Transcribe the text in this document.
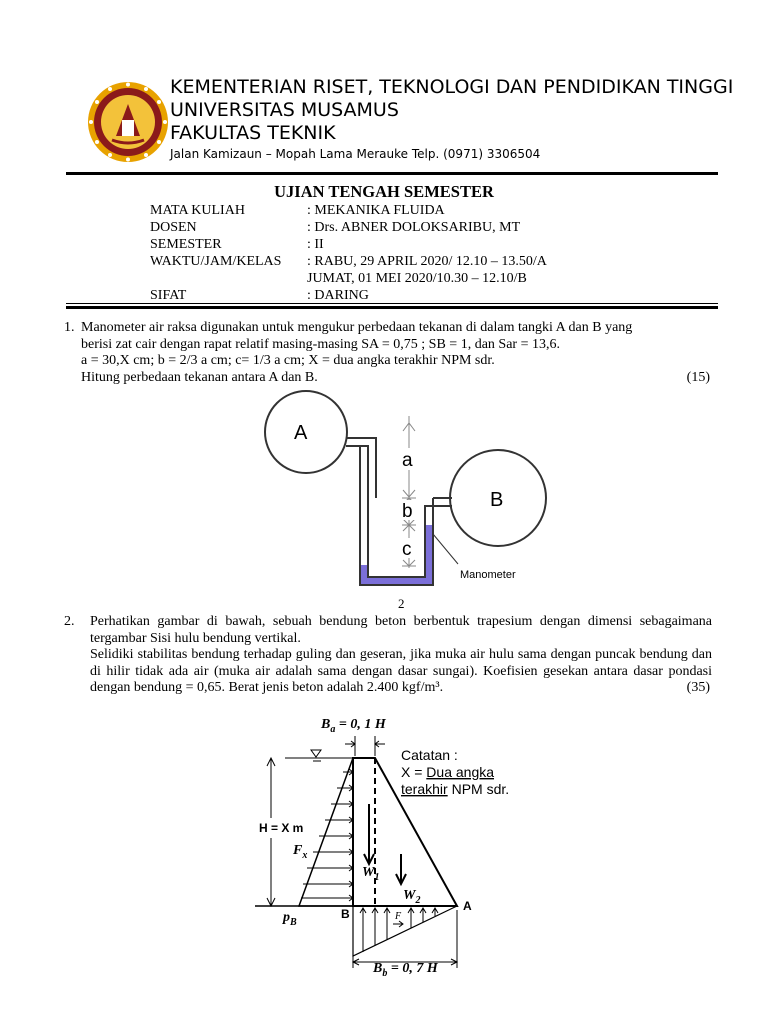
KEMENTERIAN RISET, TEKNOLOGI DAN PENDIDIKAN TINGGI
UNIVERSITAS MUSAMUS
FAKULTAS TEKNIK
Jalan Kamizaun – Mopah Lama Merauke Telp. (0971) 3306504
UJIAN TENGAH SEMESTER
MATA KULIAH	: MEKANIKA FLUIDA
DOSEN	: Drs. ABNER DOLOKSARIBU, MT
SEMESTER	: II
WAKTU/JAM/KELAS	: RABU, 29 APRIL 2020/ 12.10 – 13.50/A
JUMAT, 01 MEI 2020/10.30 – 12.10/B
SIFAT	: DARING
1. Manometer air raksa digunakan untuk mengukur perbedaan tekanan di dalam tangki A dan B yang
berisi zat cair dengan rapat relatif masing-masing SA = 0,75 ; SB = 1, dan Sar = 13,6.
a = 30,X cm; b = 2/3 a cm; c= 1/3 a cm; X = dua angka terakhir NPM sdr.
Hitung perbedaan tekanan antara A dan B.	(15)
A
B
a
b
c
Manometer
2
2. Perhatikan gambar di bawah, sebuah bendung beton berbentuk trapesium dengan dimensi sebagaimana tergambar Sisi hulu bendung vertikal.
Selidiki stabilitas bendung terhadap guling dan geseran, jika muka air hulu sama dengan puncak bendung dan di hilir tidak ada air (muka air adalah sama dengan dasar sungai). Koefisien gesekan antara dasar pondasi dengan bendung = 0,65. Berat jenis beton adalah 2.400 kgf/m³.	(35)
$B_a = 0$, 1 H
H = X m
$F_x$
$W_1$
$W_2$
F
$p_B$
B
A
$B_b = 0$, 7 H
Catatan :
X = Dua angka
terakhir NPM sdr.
==
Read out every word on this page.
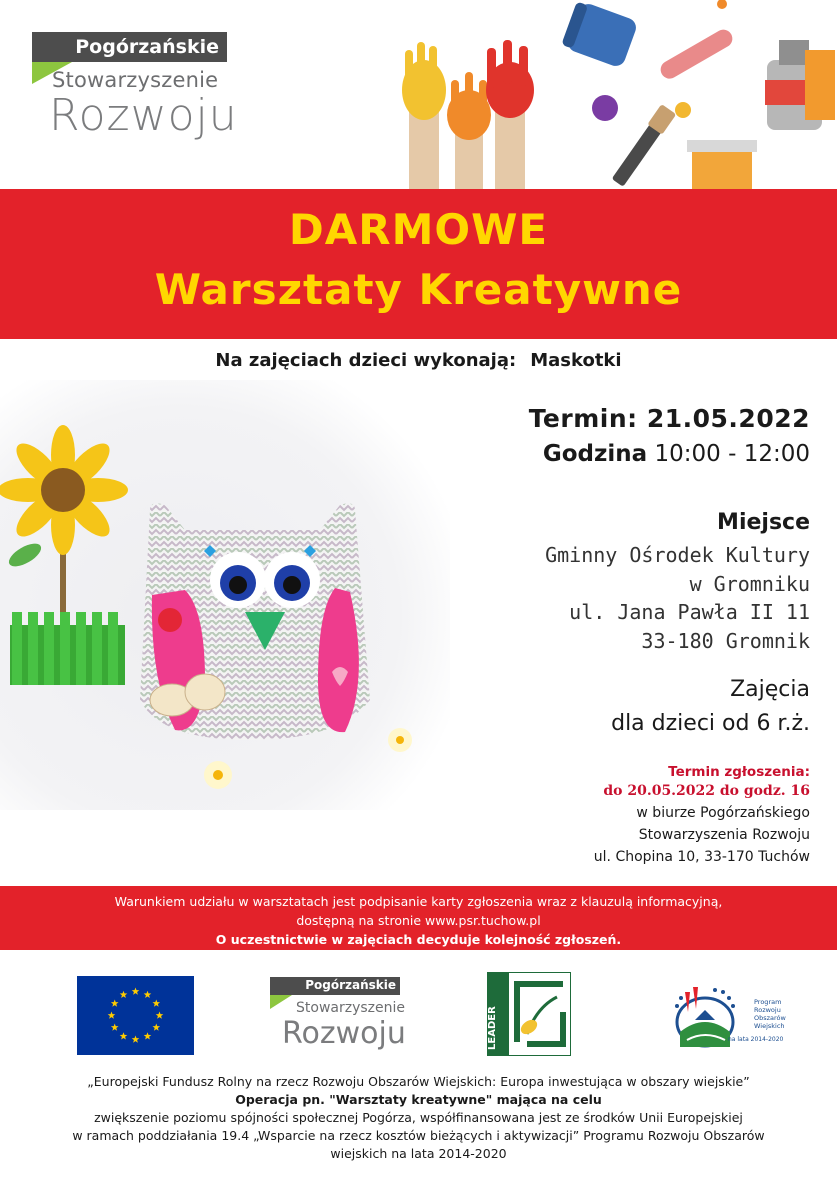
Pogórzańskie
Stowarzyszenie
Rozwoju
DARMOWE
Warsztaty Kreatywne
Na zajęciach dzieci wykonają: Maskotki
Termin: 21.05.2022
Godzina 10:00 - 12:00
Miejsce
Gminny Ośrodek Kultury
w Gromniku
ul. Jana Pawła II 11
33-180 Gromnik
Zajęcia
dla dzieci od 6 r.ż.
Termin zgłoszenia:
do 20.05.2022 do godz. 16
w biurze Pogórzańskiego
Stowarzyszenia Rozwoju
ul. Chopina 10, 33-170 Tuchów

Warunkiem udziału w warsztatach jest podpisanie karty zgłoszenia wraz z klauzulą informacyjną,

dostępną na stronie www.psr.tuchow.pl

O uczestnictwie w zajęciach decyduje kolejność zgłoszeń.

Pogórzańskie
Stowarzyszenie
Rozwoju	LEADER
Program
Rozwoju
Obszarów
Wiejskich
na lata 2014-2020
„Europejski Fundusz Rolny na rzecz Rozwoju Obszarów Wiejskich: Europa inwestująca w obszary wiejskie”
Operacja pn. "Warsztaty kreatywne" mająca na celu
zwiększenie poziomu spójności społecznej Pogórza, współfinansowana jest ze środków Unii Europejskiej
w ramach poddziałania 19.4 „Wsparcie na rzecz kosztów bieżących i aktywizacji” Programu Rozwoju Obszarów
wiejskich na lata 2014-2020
* * *
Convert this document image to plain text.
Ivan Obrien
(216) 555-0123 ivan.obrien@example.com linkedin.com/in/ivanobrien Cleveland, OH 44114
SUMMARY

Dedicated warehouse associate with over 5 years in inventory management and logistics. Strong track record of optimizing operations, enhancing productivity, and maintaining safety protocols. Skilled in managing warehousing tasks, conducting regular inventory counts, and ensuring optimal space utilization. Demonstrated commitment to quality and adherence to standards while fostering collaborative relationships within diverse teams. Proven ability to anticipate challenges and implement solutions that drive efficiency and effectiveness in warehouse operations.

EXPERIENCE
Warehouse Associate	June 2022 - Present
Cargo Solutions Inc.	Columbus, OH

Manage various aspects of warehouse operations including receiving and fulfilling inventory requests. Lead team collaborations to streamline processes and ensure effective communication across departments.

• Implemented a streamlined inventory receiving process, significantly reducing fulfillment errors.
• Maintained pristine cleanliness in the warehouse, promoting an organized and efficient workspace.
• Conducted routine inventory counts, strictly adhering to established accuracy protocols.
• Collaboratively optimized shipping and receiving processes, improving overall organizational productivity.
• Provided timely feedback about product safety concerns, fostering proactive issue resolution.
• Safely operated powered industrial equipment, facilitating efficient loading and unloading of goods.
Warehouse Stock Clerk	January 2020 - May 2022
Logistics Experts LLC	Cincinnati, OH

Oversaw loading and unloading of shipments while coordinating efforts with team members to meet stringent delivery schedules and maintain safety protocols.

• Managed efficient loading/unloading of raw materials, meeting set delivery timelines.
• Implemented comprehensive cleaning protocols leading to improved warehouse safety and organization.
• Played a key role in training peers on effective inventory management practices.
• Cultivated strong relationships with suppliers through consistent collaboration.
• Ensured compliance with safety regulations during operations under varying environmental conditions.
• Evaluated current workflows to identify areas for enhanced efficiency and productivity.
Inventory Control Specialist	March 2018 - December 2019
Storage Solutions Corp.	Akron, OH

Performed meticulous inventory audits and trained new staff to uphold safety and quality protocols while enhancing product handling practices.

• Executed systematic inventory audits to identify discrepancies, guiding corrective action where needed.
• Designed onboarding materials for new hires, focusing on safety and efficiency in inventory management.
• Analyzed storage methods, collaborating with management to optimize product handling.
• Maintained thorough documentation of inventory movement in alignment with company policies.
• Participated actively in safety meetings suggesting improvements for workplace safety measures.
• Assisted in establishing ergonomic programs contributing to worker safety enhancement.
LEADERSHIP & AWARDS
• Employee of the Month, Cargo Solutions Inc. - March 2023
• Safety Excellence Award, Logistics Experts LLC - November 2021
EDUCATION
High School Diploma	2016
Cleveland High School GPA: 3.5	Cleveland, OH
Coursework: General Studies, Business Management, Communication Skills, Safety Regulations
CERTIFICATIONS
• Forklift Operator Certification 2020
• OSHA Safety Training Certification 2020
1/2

**Exercise requirements:**
State how many lines of the entries above include the word "hulu", offering no text other than the number.

**Expected answer:**
2